● Reading text:
╔══

3.4. Dynamic Thermomechanical Analysis (DMA)

Figure 7a,b shows the relationship between storage modulus (E’), loss factor (tan δ), and temperature of PA6/BC composites with different BC contents. Table 2 summarizes the main characteristic parameters from the DMA curves, including the maximum storage modulus (E’max), the on-point temperature of the storage modulus step-down (To), the peak loss modulus (E”p) and its corresponding temperature (TE”p), and the loss factor peak (Tan δp) and its corresponding temperature (glass transition temperature, Tg). The maximum storage modulus of pure PA6 was 2882.00 MPa. Then, with the increase in the BC content, the storage modulus of PA6/BC composites gradually increased and reached its maximum value (12844.00 MPa) at a BC content of 60 wt%; this value is 345.66% greater than that of pure PA6. This result indicated that the addition of BC leads to remarkable improvement in the rigidity of the PA6/BC composite. The higher the BC content, the more clear the improvement effect, mainly because high-temperature carbonized BC particles exhibit higher hardness and rigidity [37]. A large number of BC particles form a rich interface structure in the PA6 matrix via van der Waals bonds and mechanical adhesion, and the applied stress can be transferred to the high modulus BC particles, thereby increasing the storage modulus of the composites. Meanwhile, the loss modulus of the composites also gradually increased with the increase in the BC content. E”p increased from 220.00 MPa for pure PA6 to 892.00 MPa for PA6/BC60, which increased by 305.45%. Owing to the good mechanical adhesion between the PA6 molecular chain and BC particles, the mobility and relaxation of the PA6 molecular chain were restricted by the BC particles, and the restriction was stronger at a high BC content. Under external force, the BC particles and PA6 matrix rubbed against each other through the interface to consume energy, thereby increasing the energy consumption during the movement of the PA6 molecular chain as well as the loss modulus of the composites [39]. However, from the perspective of the loss factor, it slightly fluctuated with the increase in the BC content, indicating that with the increase in the BC content, the growth rates of loss modulus and storage modulus are not consistent; hence, the ratio (tan δ) fluctuates.

╚══

● Stored data:

╔══

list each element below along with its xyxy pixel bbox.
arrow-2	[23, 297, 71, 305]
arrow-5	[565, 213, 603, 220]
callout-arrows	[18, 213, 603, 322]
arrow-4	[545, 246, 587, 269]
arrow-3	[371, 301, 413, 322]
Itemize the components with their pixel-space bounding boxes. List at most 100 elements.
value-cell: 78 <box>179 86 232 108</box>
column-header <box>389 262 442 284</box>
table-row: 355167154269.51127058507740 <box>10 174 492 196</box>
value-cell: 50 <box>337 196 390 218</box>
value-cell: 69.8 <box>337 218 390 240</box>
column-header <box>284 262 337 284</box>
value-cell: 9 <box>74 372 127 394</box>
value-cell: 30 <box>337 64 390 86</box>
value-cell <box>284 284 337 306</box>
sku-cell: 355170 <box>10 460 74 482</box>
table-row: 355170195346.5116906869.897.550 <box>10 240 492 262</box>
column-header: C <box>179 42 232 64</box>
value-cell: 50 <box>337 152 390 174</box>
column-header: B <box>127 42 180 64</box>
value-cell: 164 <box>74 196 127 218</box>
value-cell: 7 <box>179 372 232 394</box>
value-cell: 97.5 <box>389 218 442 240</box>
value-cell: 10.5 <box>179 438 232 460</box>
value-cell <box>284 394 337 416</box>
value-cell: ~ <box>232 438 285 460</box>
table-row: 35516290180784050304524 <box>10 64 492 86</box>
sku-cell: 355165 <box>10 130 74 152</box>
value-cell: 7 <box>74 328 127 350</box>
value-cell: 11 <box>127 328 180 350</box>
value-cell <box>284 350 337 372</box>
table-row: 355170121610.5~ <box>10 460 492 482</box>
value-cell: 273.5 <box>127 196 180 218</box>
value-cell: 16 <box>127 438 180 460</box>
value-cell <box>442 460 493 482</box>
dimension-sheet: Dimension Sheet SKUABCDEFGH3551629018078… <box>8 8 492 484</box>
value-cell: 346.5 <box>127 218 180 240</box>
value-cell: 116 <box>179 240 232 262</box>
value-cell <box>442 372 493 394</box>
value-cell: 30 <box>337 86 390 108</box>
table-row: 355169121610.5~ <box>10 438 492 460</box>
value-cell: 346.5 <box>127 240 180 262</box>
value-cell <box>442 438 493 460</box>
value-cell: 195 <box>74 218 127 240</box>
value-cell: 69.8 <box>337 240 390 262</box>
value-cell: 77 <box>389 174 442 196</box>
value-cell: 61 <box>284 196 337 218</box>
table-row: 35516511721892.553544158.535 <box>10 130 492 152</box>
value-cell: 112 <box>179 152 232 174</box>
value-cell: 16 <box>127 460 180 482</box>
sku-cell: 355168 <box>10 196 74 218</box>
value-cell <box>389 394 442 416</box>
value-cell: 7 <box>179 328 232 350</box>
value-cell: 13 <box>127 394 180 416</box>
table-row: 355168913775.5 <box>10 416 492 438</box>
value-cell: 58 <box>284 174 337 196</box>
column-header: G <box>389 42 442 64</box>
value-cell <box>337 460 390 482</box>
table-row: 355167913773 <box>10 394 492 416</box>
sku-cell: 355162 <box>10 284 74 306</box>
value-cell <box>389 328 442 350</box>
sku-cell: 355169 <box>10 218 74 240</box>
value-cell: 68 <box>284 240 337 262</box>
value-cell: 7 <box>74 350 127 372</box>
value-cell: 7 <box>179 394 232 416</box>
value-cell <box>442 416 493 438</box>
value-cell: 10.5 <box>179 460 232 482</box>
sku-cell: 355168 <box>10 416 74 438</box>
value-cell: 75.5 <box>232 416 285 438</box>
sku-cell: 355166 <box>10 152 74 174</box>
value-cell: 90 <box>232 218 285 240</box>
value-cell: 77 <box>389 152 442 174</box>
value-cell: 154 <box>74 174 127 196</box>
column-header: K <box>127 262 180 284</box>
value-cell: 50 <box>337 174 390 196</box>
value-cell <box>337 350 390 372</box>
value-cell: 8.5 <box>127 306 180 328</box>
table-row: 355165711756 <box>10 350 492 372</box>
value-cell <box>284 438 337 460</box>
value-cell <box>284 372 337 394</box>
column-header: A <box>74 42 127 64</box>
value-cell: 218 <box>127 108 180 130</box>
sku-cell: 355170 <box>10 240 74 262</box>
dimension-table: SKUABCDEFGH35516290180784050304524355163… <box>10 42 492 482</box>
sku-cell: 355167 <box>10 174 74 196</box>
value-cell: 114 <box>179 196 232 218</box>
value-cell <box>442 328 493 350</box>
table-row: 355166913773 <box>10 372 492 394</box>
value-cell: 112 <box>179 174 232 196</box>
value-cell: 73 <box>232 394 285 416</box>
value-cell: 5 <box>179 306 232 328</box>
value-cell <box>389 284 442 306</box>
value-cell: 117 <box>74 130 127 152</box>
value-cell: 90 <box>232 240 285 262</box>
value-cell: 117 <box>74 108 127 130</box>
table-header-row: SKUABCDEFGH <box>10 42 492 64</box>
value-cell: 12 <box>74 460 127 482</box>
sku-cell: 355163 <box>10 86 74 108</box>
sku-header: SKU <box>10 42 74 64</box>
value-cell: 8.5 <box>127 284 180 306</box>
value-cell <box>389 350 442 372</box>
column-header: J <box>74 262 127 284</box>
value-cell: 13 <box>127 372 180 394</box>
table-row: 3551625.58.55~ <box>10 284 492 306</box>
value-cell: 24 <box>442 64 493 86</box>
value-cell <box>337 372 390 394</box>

╚══

● Activity A:
According to the DMA text, what was the maximum storage modulus of pure PA6?
● Activity B:
Extend the DMA text with the passage that would come next after its last sentence.

● Output A:
2882.00 MPa

● Output B:
In addition, as can be observed from Table 2, with the increase in the BC content, To, TE”p, and Tg gradually increased. The increased To indicated that the temperature required for the thermal movement of the PA6 molecular chain is increased and that the thermal stability of the PA6/BC composites is improved. Similarly, the increase in TE”p indicated that the energy required for the maximum internal friction of the composites increases with the increase in the BC content. The continuous increase in temperature is required to meet the thermal movement requirements of highly filled PA6/BC composites. The glass transition temperature (Tg) reflected the movement of the PA6 molecular chain in the amorphous region. Pure PA6 did not exhibit compatibility problems, and the molecular chain motion was not hindered; hence, Tg is observed at a low temperature. However, in the PA6/BC composite system, the BC particles restricted the movement of the PA6 molecular chain in the amorphous region, which required a high energy and free volume to complete the glass transition, and this limitation increased with the increase in the BC content. Therefore, Tg increases with the increase in the BC content.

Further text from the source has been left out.